Goal: What is the number of lines containing the word "screenshot"? Give that number alone.

Task material:
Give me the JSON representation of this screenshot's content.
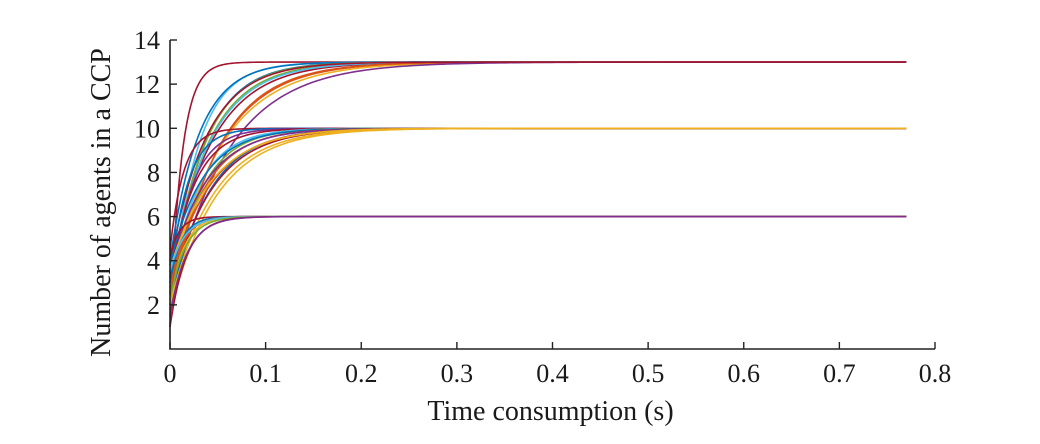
{
  "chart_data": {
    "type": "line",
    "title": "",
    "xlabel": "Time consumption (s)",
    "ylabel": "Number of agents in a CCP",
    "xlim": [
      0,
      0.8
    ],
    "ylim": [
      0,
      14
    ],
    "xticks": [
      0,
      0.1,
      0.2,
      0.3,
      0.4,
      0.5,
      0.6,
      0.7,
      0.8
    ],
    "xtick_labels": [
      "0",
      "0.1",
      "0.2",
      "0.3",
      "0.4",
      "0.5",
      "0.6",
      "0.7",
      "0.8"
    ],
    "yticks": [
      2,
      4,
      6,
      8,
      10,
      12,
      14
    ],
    "ytick_labels": [
      "2",
      "4",
      "6",
      "8",
      "10",
      "12",
      "14"
    ],
    "grid": false,
    "legend": "none",
    "x_end": 0.77,
    "palette": [
      "#0072bd",
      "#d95319",
      "#edb120",
      "#7e2f8e",
      "#77ac30",
      "#4dbeee",
      "#a2142f"
    ],
    "series": [
      {
        "color": "#a2142f",
        "start": 1.0,
        "final": 13,
        "tau": 0.012
      },
      {
        "color": "#4dbeee",
        "start": 2.0,
        "final": 13,
        "tau": 0.028
      },
      {
        "color": "#0072bd",
        "start": 2.5,
        "final": 13,
        "tau": 0.035
      },
      {
        "color": "#77ac30",
        "start": 3.0,
        "final": 13,
        "tau": 0.04
      },
      {
        "color": "#a2142f",
        "start": 3.5,
        "final": 13,
        "tau": 0.045
      },
      {
        "color": "#d95319",
        "start": 2.2,
        "final": 13,
        "tau": 0.05
      },
      {
        "color": "#edb120",
        "start": 3.0,
        "final": 13,
        "tau": 0.055
      },
      {
        "color": "#0072bd",
        "start": 4.0,
        "final": 13,
        "tau": 0.03
      },
      {
        "color": "#77ac30",
        "start": 2.8,
        "final": 13,
        "tau": 0.036
      },
      {
        "color": "#4dbeee",
        "start": 3.3,
        "final": 13,
        "tau": 0.042
      },
      {
        "color": "#d95319",
        "start": 1.8,
        "final": 13,
        "tau": 0.048
      },
      {
        "color": "#7e2f8e",
        "start": 2.0,
        "final": 13,
        "tau": 0.06
      },
      {
        "color": "#a2142f",
        "start": 3.8,
        "final": 13,
        "tau": 0.038
      },
      {
        "color": "#a2142f",
        "start": 4.5,
        "final": 10,
        "tau": 0.014
      },
      {
        "color": "#0072bd",
        "start": 3.0,
        "final": 10,
        "tau": 0.018
      },
      {
        "color": "#7e2f8e",
        "start": 2.5,
        "final": 10,
        "tau": 0.022
      },
      {
        "color": "#a2142f",
        "start": 3.2,
        "final": 10,
        "tau": 0.026
      },
      {
        "color": "#4dbeee",
        "start": 2.8,
        "final": 10,
        "tau": 0.03
      },
      {
        "color": "#77ac30",
        "start": 2.2,
        "final": 10,
        "tau": 0.032
      },
      {
        "color": "#0072bd",
        "start": 3.8,
        "final": 10,
        "tau": 0.034
      },
      {
        "color": "#d95319",
        "start": 2.6,
        "final": 10,
        "tau": 0.036
      },
      {
        "color": "#7e2f8e",
        "start": 3.5,
        "final": 10,
        "tau": 0.038
      },
      {
        "color": "#0072bd",
        "start": 2.0,
        "final": 10,
        "tau": 0.04
      },
      {
        "color": "#d95319",
        "start": 3.0,
        "final": 10,
        "tau": 0.042
      },
      {
        "color": "#a2142f",
        "start": 2.4,
        "final": 10,
        "tau": 0.043
      },
      {
        "color": "#edb120",
        "start": 3.6,
        "final": 10,
        "tau": 0.044
      },
      {
        "color": "#edb120",
        "start": 2.0,
        "final": 10,
        "tau": 0.046
      },
      {
        "color": "#edb120",
        "start": 1.6,
        "final": 10,
        "tau": 0.048
      },
      {
        "color": "#a2142f",
        "start": 4.2,
        "final": 6,
        "tau": 0.01
      },
      {
        "color": "#0072bd",
        "start": 3.0,
        "final": 6,
        "tau": 0.012
      },
      {
        "color": "#d95319",
        "start": 2.5,
        "final": 6,
        "tau": 0.013
      },
      {
        "color": "#edb120",
        "start": 2.0,
        "final": 6,
        "tau": 0.014
      },
      {
        "color": "#4dbeee",
        "start": 3.5,
        "final": 6,
        "tau": 0.015
      },
      {
        "color": "#77ac30",
        "start": 2.2,
        "final": 6,
        "tau": 0.016
      },
      {
        "color": "#a2142f",
        "start": 1.0,
        "final": 6,
        "tau": 0.017
      },
      {
        "color": "#7e2f8e",
        "start": 1.5,
        "final": 6,
        "tau": 0.018
      }
    ]
  }
}
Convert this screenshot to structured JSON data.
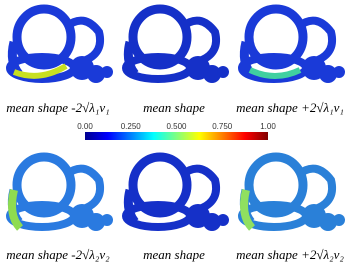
{
  "captions": {
    "top": [
      "mean shape -2√λ₁v₁",
      "mean shape",
      "mean shape +2√λ₁v₁"
    ],
    "bottom": [
      "mean shape -2√λ₂v₂",
      "mean shape",
      "mean shape +2√λ₂v₂"
    ]
  },
  "colorbar": {
    "ticks": [
      "0.00",
      "0.250",
      "0.500",
      "0.750",
      "1.00"
    ]
  }
}
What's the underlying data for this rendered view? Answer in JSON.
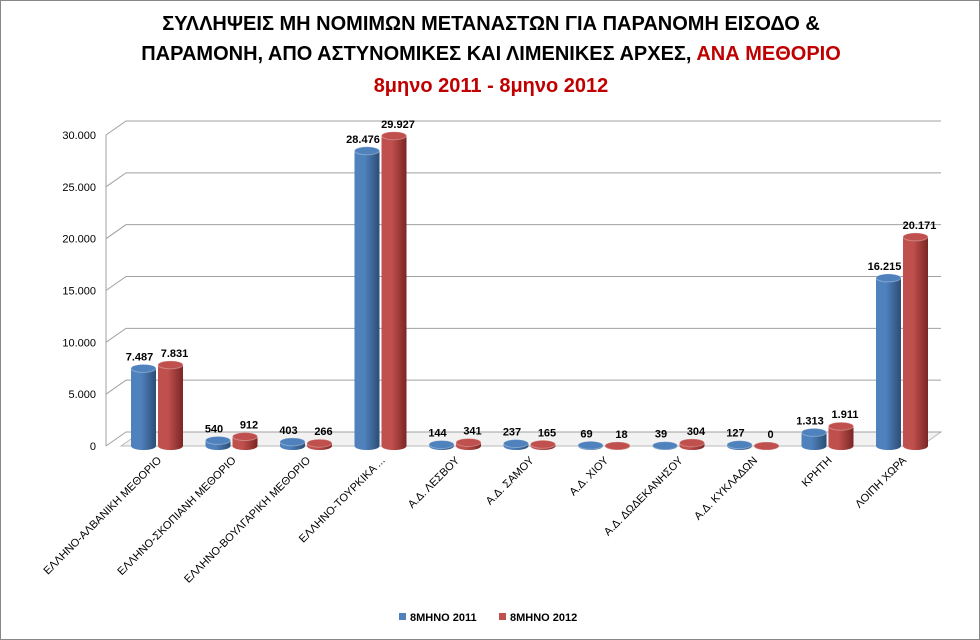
{
  "chart_data": {
    "type": "bar",
    "title_line1": "ΣΥΛΛΗΨΕΙΣ ΜΗ ΝΟΜΙΜΩΝ ΜΕΤΑΝΑΣΤΩΝ ΓΙΑ ΠΑΡΑΝΟΜΗ ΕΙΣΟΔΟ &",
    "title_line2": "ΠΑΡΑΜΟΝΗ, ΑΠΟ ΑΣΤΥΝΟΜΙΚΕΣ ΚΑΙ ΛΙΜΕΝΙΚΕΣ ΑΡΧΕΣ,",
    "title_highlight": "ΑΝΑ ΜΕΘΟΡΙΟ",
    "subtitle": "8μηνο 2011 - 8μηνο 2012",
    "categories": [
      "ΕΛΛΗΝΟ-ΑΛΒΑΝΙΚΗ  ΜΕΘΟΡΙΟ",
      "ΕΛΛΗΝΟ-ΣΚΟΠΙΑΝΗ  ΜΕΘΟΡΙΟ",
      "ΕΛΛΗΝΟ-ΒΟΥΛΓΑΡΙΚΗ  ΜΕΘΟΡΙΟ",
      "ΕΛΛΗΝΟ-ΤΟΥΡΚΙΚΑ ...",
      "Α.Δ. ΛΕΣΒΟΥ",
      "Α.Δ. ΣΑΜΟΥ",
      "Α.Δ. ΧΙΟΥ",
      "Α.Δ. ΔΩΔΕΚΑΝΗΣΟΥ",
      "Α.Δ. ΚΥΚΛΑΔΩΝ",
      "ΚΡΗΤΗ",
      "ΛΟΙΠΗ ΧΩΡΑ"
    ],
    "series": [
      {
        "name": "8ΜΗΝΟ 2011",
        "color": "#4f81bd",
        "values": [
          7487,
          540,
          403,
          28476,
          144,
          237,
          69,
          39,
          127,
          1313,
          16215
        ],
        "labels": [
          "7.487",
          "540",
          "403",
          "28.476",
          "144",
          "237",
          "69",
          "39",
          "127",
          "1.313",
          "16.215"
        ]
      },
      {
        "name": "8ΜΗΝΟ 2012",
        "color": "#c0504d",
        "values": [
          7831,
          912,
          266,
          29927,
          341,
          165,
          18,
          304,
          0,
          1911,
          20171
        ],
        "labels": [
          "7.831",
          "912",
          "266",
          "29.927",
          "341",
          "165",
          "18",
          "304",
          "0",
          "1.911",
          "20.171"
        ]
      }
    ],
    "yticks": [
      0,
      5000,
      10000,
      15000,
      20000,
      25000,
      30000
    ],
    "ytick_labels": [
      "0",
      "5.000",
      "10.000",
      "15.000",
      "20.000",
      "25.000",
      "30.000"
    ],
    "ylim": [
      0,
      30000
    ],
    "grid": true,
    "legend": "bottom"
  }
}
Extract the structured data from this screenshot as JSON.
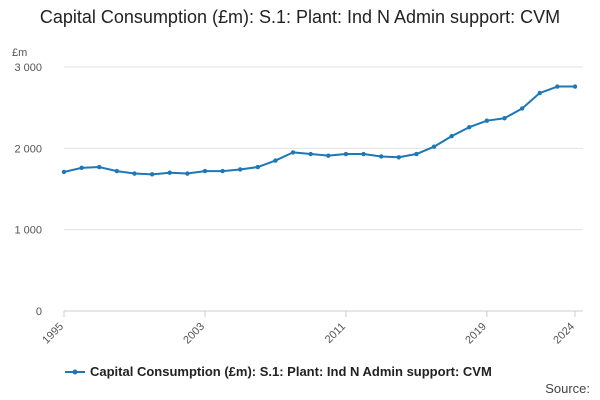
{
  "chart_data": {
    "type": "line",
    "title": "Capital Consumption (£m): S.1: Plant: Ind N Admin support: CVM",
    "ylabel": "£m",
    "xlabel": "",
    "ylim": [
      0,
      3000
    ],
    "yticks": [
      {
        "value": 0,
        "label": "0"
      },
      {
        "value": 1000,
        "label": "1 000"
      },
      {
        "value": 2000,
        "label": "2 000"
      },
      {
        "value": 3000,
        "label": "3 000"
      }
    ],
    "xticks": [
      "1995",
      "2003",
      "2011",
      "2019",
      "2024"
    ],
    "x": [
      1995,
      1996,
      1997,
      1998,
      1999,
      2000,
      2001,
      2002,
      2003,
      2004,
      2005,
      2006,
      2007,
      2008,
      2009,
      2010,
      2011,
      2012,
      2013,
      2014,
      2015,
      2016,
      2017,
      2018,
      2019,
      2020,
      2021,
      2022,
      2023,
      2024
    ],
    "series": [
      {
        "name": "Capital Consumption (£m): S.1: Plant: Ind N Admin support: CVM",
        "color": "#1f77b4",
        "values": [
          1710,
          1760,
          1770,
          1720,
          1690,
          1680,
          1700,
          1690,
          1720,
          1720,
          1740,
          1770,
          1850,
          1950,
          1930,
          1910,
          1930,
          1930,
          1900,
          1890,
          1930,
          2020,
          2150,
          2260,
          2340,
          2370,
          2490,
          2680,
          2760,
          2760
        ]
      }
    ],
    "legend_position": "bottom"
  },
  "source_label": "Source:"
}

Response: 3